▶ [Requirements] Give only the number of lines below that contain the word "emit".

▶ [Data section]
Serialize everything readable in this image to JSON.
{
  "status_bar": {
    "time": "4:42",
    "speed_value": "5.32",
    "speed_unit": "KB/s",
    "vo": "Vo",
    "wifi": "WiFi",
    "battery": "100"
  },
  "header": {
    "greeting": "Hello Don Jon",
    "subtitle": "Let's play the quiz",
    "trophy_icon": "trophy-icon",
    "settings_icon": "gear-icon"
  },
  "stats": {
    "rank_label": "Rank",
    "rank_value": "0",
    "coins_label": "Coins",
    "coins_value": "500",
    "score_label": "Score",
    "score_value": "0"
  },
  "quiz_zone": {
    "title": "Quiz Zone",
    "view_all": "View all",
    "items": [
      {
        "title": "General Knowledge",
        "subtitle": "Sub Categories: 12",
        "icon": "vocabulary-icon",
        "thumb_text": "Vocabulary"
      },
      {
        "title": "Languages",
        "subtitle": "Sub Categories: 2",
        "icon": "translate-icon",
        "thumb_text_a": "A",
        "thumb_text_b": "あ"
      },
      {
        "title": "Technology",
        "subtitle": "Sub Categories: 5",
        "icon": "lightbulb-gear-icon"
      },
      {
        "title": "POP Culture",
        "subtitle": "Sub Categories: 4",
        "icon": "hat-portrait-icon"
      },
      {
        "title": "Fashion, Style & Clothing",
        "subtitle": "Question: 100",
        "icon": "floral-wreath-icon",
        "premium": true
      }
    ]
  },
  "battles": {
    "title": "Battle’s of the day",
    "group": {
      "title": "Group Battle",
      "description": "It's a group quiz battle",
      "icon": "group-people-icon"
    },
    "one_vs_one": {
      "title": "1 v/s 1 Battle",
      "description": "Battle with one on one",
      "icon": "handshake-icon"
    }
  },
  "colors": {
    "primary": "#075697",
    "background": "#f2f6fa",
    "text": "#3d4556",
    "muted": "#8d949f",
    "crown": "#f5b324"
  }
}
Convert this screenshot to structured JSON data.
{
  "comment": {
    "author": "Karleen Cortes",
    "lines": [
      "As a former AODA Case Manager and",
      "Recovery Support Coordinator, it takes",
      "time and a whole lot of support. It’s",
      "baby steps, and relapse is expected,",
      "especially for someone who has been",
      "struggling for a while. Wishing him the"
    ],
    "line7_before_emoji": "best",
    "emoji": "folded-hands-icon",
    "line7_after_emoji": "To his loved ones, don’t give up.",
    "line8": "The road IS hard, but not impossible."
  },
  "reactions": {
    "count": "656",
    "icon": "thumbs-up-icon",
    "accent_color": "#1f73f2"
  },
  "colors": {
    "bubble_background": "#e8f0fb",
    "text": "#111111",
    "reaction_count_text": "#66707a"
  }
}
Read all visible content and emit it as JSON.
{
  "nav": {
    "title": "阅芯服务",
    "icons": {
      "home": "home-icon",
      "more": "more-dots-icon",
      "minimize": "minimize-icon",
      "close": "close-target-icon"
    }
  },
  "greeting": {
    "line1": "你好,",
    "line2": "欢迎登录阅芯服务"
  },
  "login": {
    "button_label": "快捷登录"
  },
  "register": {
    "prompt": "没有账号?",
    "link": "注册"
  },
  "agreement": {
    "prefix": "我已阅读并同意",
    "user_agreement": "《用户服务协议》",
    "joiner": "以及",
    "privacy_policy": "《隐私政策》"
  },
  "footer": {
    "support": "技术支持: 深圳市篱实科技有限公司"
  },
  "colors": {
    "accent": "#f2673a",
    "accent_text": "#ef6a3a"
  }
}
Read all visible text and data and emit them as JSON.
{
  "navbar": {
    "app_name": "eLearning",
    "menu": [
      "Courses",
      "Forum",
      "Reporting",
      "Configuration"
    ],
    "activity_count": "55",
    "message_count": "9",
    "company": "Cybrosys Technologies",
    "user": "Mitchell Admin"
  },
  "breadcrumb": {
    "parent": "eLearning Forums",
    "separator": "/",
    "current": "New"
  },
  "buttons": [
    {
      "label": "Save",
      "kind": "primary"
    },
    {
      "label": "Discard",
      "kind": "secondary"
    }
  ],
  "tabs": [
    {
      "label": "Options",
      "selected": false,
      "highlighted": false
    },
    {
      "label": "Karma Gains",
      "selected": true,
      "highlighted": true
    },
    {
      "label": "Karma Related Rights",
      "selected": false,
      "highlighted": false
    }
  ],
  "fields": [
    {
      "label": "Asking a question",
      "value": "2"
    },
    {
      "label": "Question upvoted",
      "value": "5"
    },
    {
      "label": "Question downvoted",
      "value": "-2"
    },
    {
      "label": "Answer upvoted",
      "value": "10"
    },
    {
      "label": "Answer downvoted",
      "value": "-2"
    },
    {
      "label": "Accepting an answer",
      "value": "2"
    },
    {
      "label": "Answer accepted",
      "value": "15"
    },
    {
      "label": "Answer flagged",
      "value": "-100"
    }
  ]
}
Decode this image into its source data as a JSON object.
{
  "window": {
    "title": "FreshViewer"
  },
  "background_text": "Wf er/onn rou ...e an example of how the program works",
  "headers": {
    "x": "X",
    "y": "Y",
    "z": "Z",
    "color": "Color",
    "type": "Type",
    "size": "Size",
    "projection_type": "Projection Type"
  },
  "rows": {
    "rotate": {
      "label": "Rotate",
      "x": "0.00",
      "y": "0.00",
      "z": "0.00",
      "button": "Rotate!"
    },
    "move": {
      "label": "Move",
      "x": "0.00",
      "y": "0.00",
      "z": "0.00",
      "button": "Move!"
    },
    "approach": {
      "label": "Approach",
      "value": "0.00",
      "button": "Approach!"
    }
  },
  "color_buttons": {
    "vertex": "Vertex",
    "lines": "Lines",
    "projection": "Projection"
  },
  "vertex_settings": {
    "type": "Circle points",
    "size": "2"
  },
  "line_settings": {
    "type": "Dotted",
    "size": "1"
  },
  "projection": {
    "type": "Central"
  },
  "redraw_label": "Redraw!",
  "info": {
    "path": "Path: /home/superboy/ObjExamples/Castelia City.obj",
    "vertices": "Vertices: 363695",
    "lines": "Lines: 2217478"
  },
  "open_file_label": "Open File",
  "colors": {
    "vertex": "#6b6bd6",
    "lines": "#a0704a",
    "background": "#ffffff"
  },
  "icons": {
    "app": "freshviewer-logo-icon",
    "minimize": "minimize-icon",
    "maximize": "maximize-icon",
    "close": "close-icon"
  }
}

▶ [Solution for this task] 2